_What is required_
Return the count of lines that mention "structured", with no other words.

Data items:
== == ==

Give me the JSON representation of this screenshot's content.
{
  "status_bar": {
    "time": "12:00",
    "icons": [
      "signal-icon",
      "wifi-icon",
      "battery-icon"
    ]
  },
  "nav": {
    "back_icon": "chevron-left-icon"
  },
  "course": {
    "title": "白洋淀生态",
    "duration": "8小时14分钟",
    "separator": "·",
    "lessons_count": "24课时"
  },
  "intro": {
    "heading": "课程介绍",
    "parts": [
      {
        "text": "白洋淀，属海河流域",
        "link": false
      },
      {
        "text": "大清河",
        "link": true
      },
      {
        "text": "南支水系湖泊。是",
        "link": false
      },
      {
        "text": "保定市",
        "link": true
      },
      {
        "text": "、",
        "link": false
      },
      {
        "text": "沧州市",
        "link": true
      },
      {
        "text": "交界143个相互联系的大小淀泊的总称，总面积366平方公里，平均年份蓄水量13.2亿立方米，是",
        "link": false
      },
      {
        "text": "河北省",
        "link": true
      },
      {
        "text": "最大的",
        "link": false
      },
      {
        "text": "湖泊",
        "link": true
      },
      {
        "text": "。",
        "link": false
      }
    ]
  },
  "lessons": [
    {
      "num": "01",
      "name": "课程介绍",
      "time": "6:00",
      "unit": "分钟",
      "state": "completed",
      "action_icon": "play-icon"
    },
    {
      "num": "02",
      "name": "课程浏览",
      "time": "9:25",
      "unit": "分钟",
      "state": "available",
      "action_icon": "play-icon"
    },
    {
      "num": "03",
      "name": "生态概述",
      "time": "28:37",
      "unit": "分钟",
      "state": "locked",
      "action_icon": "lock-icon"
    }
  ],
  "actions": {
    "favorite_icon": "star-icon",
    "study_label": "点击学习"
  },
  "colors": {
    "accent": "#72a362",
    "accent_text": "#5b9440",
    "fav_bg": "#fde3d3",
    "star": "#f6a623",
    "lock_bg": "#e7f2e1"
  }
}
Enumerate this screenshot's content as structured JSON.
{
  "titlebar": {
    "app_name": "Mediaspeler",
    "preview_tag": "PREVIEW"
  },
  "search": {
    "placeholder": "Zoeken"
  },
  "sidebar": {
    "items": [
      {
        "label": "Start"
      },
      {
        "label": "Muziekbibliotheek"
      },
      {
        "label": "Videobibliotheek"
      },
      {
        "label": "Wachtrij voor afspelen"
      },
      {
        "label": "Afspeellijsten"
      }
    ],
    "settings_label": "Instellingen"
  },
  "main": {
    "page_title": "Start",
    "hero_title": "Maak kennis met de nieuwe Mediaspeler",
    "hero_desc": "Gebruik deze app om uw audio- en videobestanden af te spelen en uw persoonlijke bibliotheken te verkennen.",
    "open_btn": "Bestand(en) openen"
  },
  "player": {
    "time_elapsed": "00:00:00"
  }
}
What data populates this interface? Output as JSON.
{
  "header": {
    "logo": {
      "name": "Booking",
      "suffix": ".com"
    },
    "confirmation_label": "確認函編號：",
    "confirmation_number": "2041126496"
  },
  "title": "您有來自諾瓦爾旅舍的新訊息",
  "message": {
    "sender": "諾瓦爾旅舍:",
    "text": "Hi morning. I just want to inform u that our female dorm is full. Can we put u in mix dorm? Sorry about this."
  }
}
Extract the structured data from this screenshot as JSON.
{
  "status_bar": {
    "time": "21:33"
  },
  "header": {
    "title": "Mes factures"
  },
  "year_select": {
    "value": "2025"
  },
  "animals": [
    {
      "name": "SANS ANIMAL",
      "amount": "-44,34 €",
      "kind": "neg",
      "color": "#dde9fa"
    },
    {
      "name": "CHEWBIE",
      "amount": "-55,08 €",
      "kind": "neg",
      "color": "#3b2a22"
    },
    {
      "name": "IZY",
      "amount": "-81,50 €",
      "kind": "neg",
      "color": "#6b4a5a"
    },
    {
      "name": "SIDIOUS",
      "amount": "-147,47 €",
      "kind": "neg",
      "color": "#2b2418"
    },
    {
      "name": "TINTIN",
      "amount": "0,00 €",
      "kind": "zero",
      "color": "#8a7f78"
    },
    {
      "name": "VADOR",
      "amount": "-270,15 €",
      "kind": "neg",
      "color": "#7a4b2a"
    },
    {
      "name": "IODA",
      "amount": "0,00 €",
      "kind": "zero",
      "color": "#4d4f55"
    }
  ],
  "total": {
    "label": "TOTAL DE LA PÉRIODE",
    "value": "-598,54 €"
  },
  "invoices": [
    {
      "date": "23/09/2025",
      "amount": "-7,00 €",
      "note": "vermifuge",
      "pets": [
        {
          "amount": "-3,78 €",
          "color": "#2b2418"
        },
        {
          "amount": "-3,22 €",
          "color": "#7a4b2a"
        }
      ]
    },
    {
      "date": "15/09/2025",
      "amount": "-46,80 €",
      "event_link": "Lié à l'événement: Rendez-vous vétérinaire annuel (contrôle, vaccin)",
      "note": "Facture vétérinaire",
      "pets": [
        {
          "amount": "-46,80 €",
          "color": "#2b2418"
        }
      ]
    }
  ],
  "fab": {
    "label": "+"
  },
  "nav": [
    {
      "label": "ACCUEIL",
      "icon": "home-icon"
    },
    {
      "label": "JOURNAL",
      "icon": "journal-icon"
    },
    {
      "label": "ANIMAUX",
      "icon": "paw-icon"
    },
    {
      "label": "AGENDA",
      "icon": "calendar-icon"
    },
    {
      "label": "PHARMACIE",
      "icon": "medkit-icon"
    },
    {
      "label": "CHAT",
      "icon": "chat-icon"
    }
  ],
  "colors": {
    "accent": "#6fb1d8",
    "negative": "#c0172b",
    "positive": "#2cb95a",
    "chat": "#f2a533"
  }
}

== == ==

_Correct result_
2